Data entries
● ● ● ●

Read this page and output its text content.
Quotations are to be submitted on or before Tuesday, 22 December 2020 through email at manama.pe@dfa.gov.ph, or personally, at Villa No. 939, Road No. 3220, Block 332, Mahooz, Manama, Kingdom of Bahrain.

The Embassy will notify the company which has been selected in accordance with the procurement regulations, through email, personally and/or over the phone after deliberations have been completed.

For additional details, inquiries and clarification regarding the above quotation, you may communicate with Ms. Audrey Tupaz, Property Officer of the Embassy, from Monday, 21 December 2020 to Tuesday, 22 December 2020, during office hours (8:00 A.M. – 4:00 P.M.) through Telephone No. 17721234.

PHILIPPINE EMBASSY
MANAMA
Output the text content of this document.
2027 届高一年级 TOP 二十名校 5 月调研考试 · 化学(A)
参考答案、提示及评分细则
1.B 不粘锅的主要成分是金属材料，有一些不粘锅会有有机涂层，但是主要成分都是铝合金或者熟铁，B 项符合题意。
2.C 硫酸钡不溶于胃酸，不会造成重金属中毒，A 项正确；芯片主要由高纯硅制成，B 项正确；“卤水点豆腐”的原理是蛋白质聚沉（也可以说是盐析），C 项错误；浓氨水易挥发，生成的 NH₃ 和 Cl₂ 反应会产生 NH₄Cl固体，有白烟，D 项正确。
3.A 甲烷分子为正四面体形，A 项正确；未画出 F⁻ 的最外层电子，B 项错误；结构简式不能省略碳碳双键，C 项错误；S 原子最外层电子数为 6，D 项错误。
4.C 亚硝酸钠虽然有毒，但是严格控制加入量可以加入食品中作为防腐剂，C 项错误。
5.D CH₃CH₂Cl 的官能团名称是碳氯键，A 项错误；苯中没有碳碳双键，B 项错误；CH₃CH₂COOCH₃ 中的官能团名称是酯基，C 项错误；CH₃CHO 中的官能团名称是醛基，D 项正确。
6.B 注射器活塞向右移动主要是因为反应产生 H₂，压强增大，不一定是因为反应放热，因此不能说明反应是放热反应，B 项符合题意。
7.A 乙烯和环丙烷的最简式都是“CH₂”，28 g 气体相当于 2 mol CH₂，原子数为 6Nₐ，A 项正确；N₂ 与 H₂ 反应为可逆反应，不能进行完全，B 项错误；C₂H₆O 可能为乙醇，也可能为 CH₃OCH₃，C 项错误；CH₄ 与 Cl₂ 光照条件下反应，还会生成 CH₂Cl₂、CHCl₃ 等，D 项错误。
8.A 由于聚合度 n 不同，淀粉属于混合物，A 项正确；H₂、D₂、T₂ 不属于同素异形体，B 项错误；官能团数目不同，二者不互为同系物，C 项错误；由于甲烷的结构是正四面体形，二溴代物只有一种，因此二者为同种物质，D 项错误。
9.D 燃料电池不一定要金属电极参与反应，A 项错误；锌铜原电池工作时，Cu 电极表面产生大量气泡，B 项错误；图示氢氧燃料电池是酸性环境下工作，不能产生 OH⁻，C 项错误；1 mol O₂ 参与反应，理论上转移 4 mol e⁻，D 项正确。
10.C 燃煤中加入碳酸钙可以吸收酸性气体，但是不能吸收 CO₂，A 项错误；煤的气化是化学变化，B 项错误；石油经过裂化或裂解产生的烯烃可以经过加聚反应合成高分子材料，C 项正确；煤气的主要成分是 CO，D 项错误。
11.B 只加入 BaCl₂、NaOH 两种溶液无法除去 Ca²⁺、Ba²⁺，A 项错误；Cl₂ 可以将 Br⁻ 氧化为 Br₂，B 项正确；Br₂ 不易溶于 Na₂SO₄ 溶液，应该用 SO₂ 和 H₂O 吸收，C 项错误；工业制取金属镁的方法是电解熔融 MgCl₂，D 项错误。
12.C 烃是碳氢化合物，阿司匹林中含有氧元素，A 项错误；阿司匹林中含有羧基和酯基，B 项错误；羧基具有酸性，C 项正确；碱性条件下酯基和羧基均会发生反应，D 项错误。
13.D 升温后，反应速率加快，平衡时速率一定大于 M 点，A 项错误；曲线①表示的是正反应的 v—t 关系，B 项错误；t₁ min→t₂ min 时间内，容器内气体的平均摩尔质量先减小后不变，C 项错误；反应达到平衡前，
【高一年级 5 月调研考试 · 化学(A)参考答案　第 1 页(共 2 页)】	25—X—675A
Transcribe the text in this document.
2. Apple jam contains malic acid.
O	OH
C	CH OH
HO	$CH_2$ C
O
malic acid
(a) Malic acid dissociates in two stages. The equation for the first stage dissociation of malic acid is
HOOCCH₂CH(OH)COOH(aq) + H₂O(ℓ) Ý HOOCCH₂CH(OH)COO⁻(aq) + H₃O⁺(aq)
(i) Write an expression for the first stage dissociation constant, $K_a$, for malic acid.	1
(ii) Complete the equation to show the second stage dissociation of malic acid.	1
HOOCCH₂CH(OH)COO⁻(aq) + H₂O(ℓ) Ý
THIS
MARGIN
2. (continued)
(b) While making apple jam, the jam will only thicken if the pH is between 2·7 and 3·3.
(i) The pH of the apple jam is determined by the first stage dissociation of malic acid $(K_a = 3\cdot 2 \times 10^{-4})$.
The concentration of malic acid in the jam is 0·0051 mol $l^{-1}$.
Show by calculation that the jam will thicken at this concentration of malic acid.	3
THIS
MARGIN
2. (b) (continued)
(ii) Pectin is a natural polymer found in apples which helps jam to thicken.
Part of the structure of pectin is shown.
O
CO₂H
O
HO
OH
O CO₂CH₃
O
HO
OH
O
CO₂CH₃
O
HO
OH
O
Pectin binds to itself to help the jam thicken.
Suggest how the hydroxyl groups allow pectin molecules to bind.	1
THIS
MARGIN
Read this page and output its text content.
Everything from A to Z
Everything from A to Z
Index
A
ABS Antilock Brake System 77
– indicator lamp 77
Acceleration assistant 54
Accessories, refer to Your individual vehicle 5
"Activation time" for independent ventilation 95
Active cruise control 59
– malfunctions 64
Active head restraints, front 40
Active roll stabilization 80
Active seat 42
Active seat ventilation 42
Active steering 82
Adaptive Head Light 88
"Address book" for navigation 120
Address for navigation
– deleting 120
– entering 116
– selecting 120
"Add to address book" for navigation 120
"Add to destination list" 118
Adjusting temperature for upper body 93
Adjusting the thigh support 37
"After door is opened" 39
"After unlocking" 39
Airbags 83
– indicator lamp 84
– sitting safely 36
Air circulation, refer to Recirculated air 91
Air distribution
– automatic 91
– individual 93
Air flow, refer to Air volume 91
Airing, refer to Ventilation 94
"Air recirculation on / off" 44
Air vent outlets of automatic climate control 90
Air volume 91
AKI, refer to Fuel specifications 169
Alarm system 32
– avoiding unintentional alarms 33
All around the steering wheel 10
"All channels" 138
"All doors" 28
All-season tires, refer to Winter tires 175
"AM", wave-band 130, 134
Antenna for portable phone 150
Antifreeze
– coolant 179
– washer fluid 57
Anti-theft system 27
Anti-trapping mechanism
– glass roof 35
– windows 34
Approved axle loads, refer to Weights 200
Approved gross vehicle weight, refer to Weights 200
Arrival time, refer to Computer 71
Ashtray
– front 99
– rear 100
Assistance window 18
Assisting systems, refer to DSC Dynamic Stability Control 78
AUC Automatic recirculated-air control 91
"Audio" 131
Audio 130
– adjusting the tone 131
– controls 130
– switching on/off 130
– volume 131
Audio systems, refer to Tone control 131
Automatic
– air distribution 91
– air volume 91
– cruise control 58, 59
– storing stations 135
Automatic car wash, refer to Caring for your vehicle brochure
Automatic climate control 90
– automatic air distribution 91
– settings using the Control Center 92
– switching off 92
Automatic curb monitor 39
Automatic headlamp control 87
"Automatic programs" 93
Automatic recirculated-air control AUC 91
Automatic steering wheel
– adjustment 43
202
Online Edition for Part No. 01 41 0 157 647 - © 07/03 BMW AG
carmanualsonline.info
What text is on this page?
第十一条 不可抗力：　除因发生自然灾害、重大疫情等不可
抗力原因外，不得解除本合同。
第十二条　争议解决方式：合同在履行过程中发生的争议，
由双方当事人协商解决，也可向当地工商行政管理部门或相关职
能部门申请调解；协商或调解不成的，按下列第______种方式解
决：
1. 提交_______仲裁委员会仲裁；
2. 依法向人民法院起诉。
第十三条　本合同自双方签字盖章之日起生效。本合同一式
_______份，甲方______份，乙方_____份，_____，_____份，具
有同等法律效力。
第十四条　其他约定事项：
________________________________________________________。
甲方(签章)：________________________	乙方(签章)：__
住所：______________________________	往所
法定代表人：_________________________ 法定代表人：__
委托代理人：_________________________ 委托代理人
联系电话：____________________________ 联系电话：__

● ● ● ●

== Directions for this task ==
The required answer is a single number: the count of lines in the entries that hold the string "HOOCCH₂CH".

== Written response ==
2